[Source data]
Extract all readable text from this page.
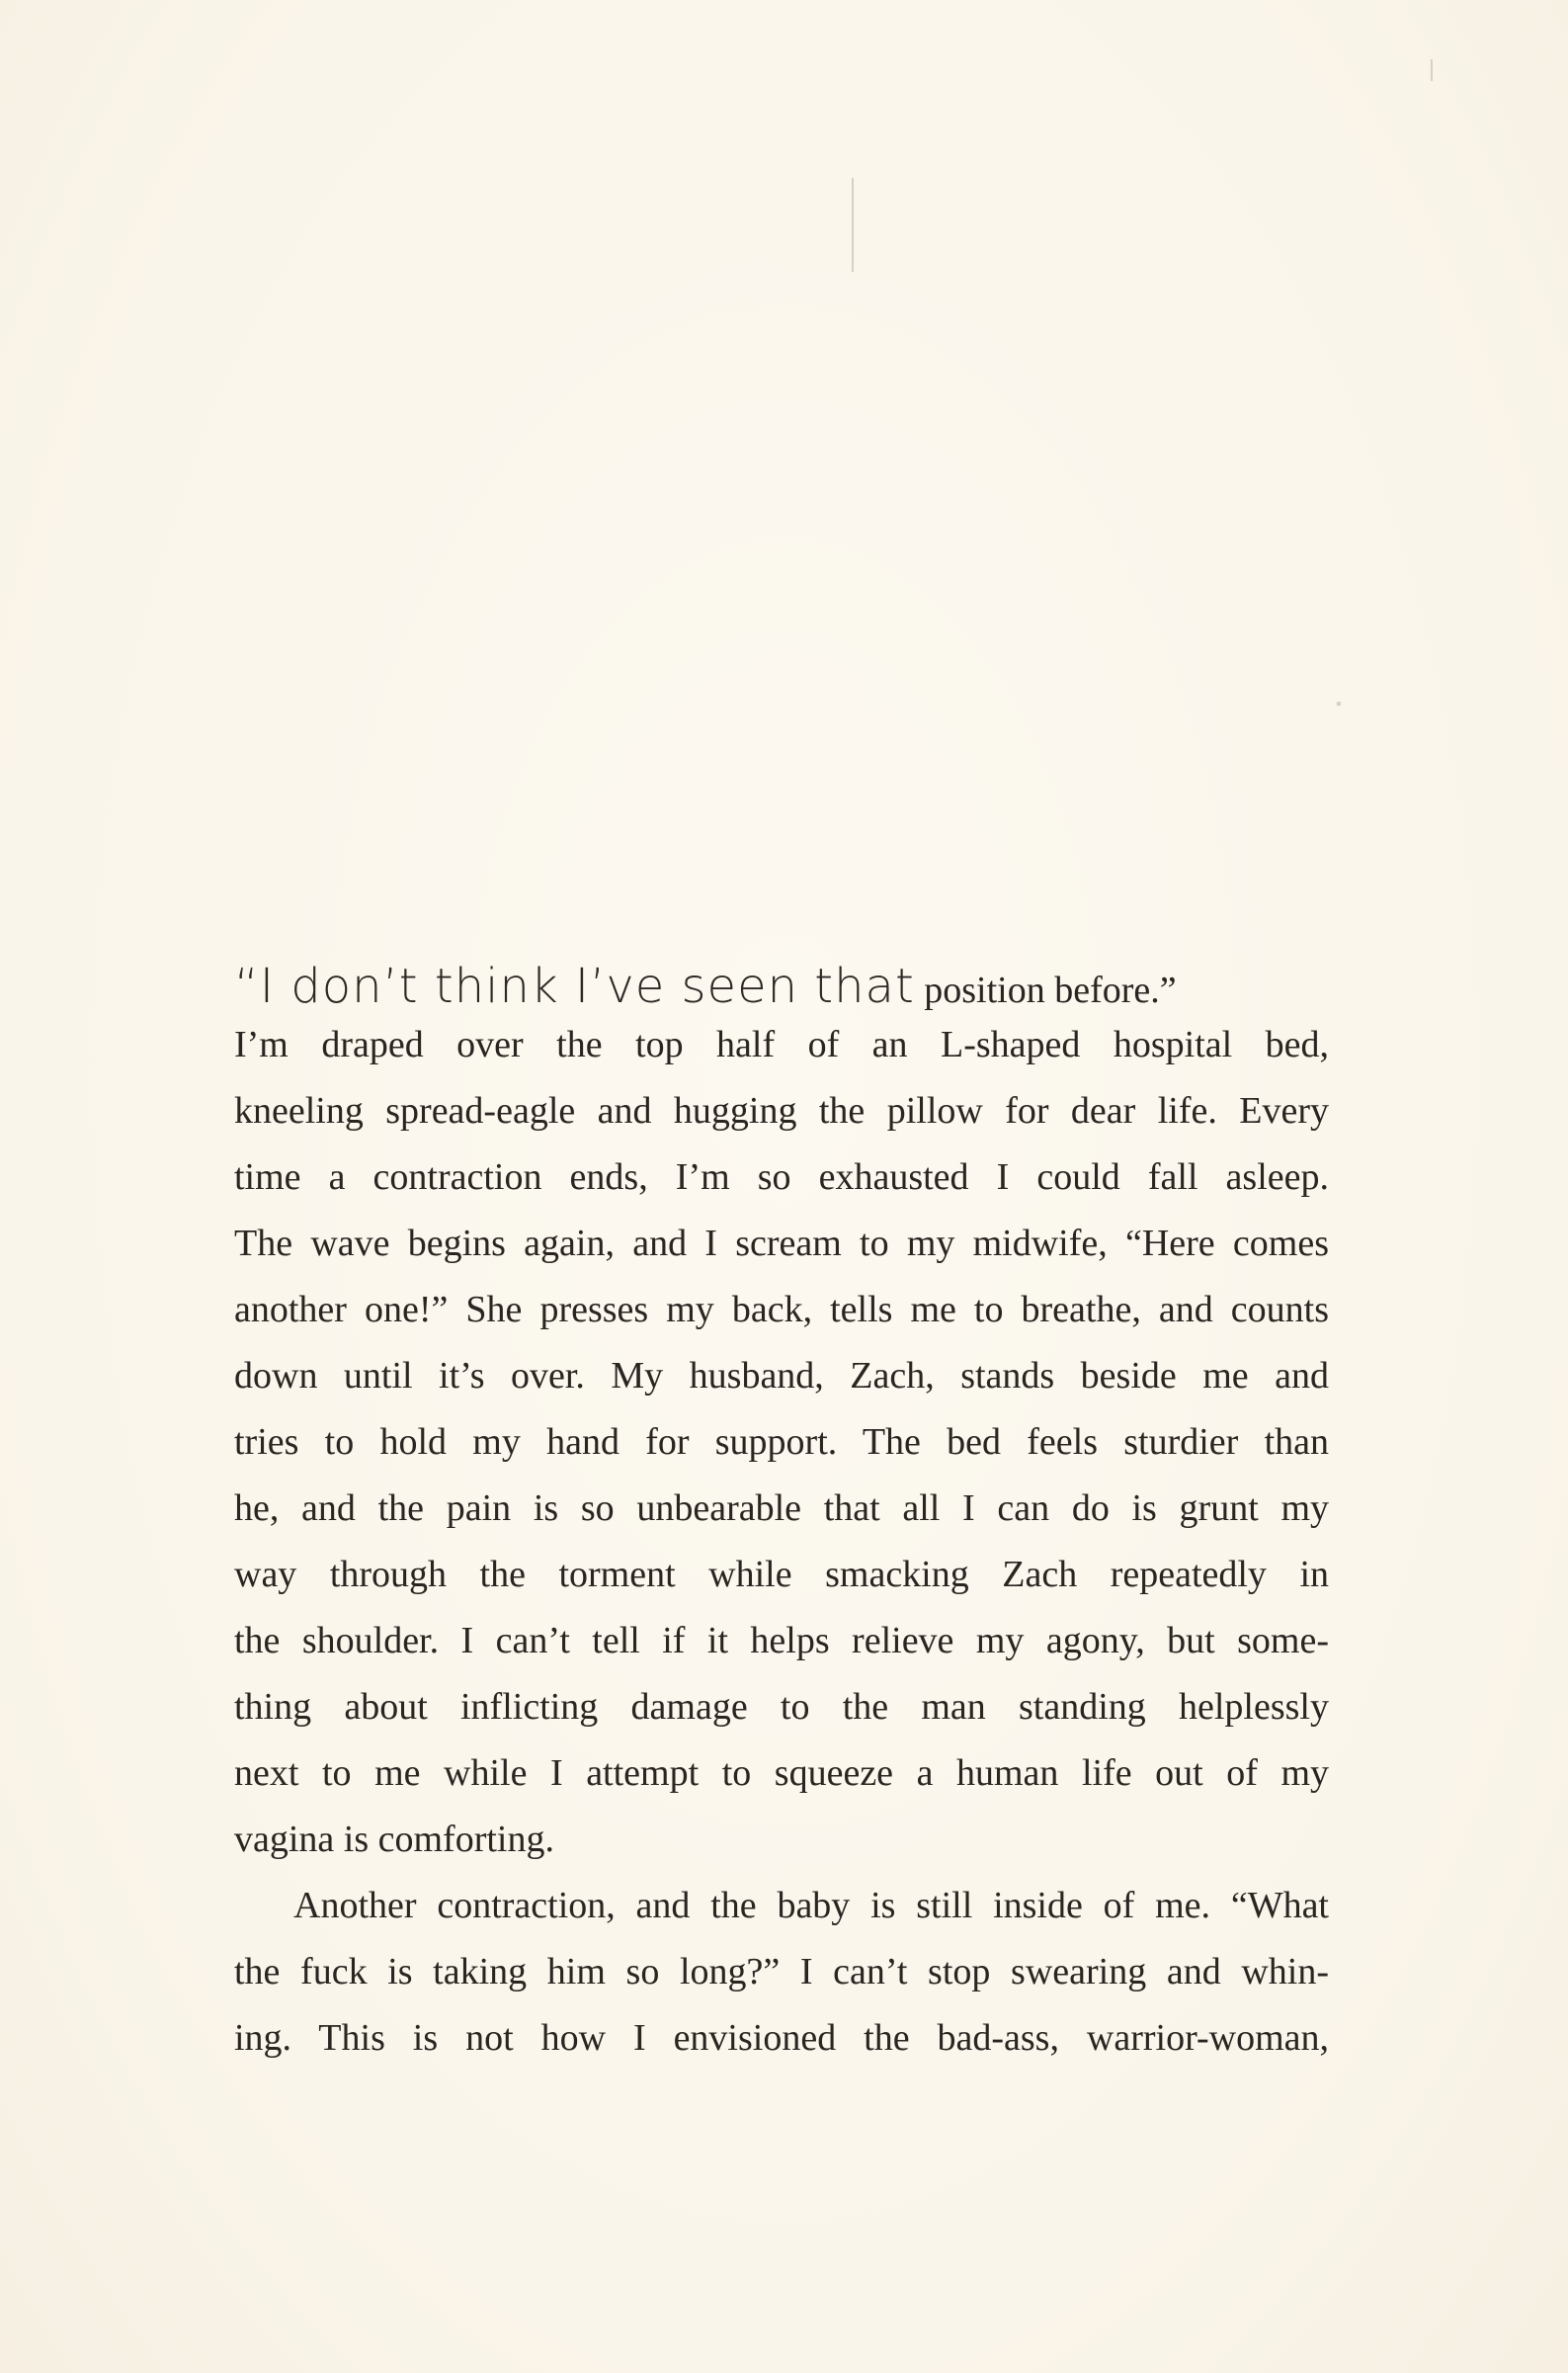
“I don’t think I’ve seen that position before.”
I’m draped over the top half of an L-shaped hospital bed,
kneeling spread-eagle and hugging the pillow for dear life. Every
time a contraction ends, I’m so exhausted I could fall asleep.
The wave begins again, and I scream to my midwife, “Here comes
another one!” She presses my back, tells me to breathe, and counts
down until it’s over. My husband, Zach, stands beside me and
tries to hold my hand for support. The bed feels sturdier than
he, and the pain is so unbearable that all I can do is grunt my
way through the torment while smacking Zach repeatedly in
the shoulder. I can’t tell if it helps relieve my agony, but some-
thing about inflicting damage to the man standing helplessly
next to me while I attempt to squeeze a human life out of my
vagina is comforting.
Another contraction, and the baby is still inside of me. “What
the fuck is taking him so long?” I can’t stop swearing and whin-
ing. This is not how I envisioned the bad-ass, warrior-woman,
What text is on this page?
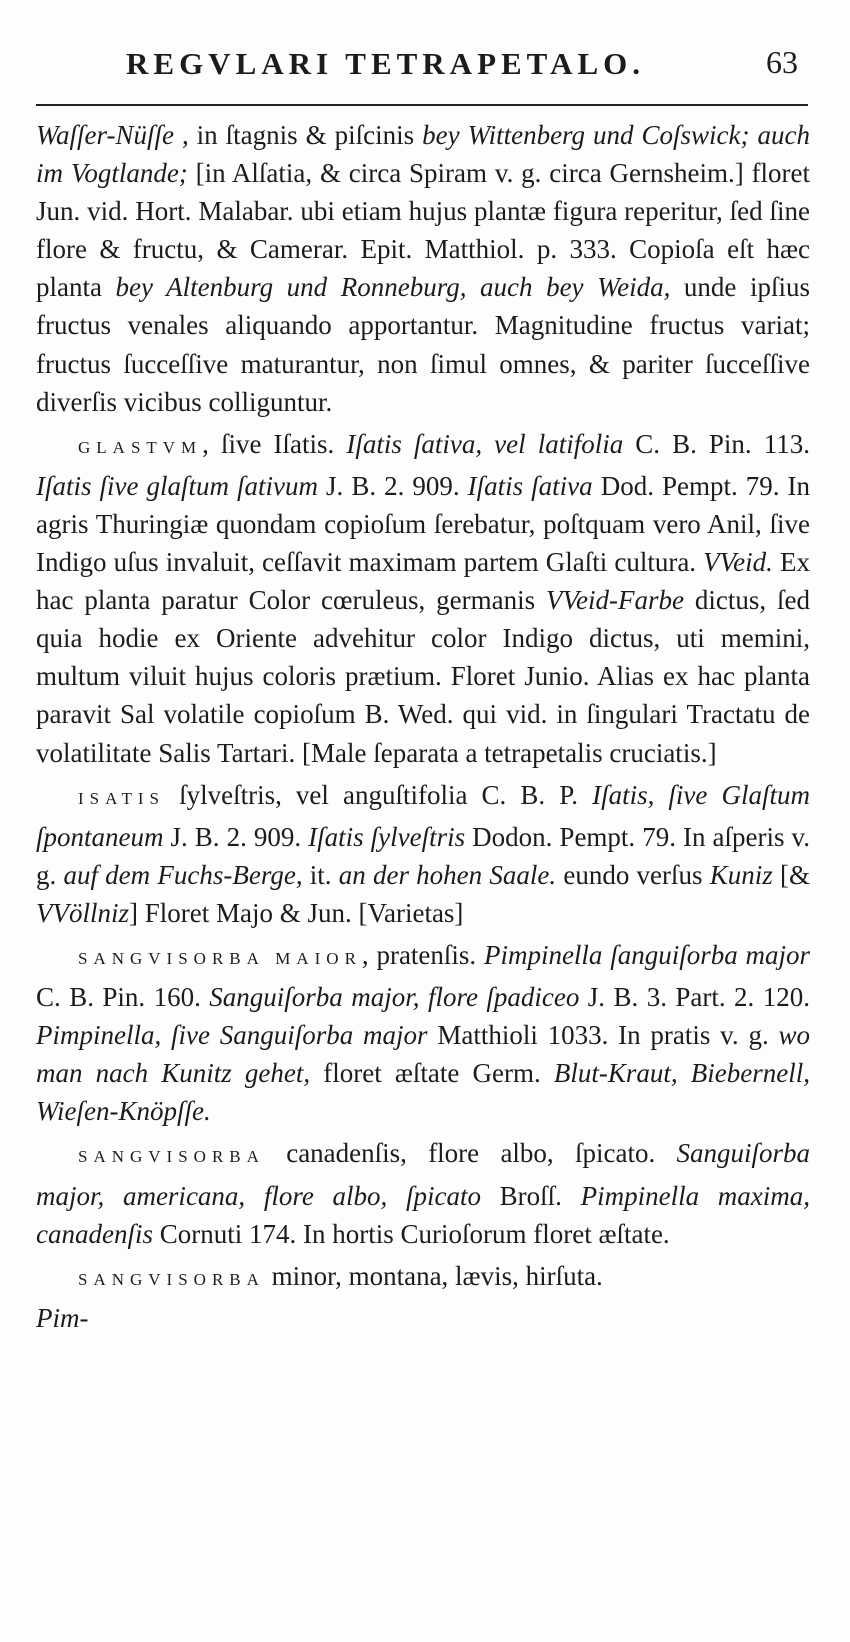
REGVLARI TETRAPETALO.	63

Waſſer-Nüſſe , in ſtagnis & piſcinis bey Wittenberg und Coſswick; auch im Vogtlande; [in Alſatia, & circa Spiram v. g. circa Gernsheim.] floret Jun. vid. Hort. Malabar. ubi etiam hujus plantæ figura reperitur, ſed ſine flore & fructu, & Camerar. Epit. Matthiol. p. 333. Copioſa eſt hæc planta bey Altenburg und Ronneburg, auch bey Weida, unde ipſius fructus venales aliquando apportantur. Magnitudine fructus variat; fructus ſucceſſive maturantur, non ſimul omnes, & pariter ſucceſſive diverſis vicibus colliguntur.

GLASTVM, ſive Iſatis. Iſatis ſativa, vel latifolia C. B. Pin. 113. Iſatis ſive glaſtum ſativum J. B. 2. 909. Iſatis ſativa Dod. Pempt. 79. In agris Thuringiæ quondam copioſum ſerebatur, poſtquam vero Anil, ſive Indigo uſus invaluit, ceſſavit maximam partem Glaſti cultura. VVeid. Ex hac planta paratur Color cœruleus, germanis VVeid-Farbe dictus, ſed quia hodie ex Oriente advehitur color Indigo dictus, uti memini, multum viluit hujus coloris prætium. Floret Junio. Alias ex hac planta paravit Sal volatile copioſum B. Wed. qui vid. in ſingulari Tractatu de volatilitate Salis Tartari. [Male ſeparata a tetrapetalis cruciatis.]

ISATIS ſylveſtris, vel anguſtifolia C. B. P. Iſatis, ſive Glaſtum ſpontaneum J. B. 2. 909. Iſatis ſylveſtris Dodon. Pempt. 79. In aſperis v. g. auf dem Fuchs-Berge, it. an der hohen Saale. eundo verſus Kuniz [& VVöllniz] Floret Majo & Jun. [Varietas]

SANGVISORBA MAIOR, pratenſis. Pimpinella ſanguiſorba major C. B. Pin. 160. Sanguiſorba major, flore ſpadiceo J. B. 3. Part. 2. 120. Pimpinella, ſive Sanguiſorba major Matthioli 1033. In pratis v. g. wo man nach Kunitz gehet, floret æſtate Germ. Blut-Kraut, Biebernell, Wieſen-Knöpſſe.

SANGVISORBA canadenſis, flore albo, ſpicato. Sanguiſorba major, americana, flore albo, ſpicato Broſſ. Pimpinella maxima, canadenſis Cornuti 174. In hortis Curioſorum floret æſtate.

SANGVISORBA minor, montana, lævis, hirſuta.

Pim-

(Exercise aim) Whenever "while" turns up in a line, pick that line out.

(Solution for this task)
way through the torment while smacking Zach repeatedly in
next to me while I attempt to squeeze a human life out of my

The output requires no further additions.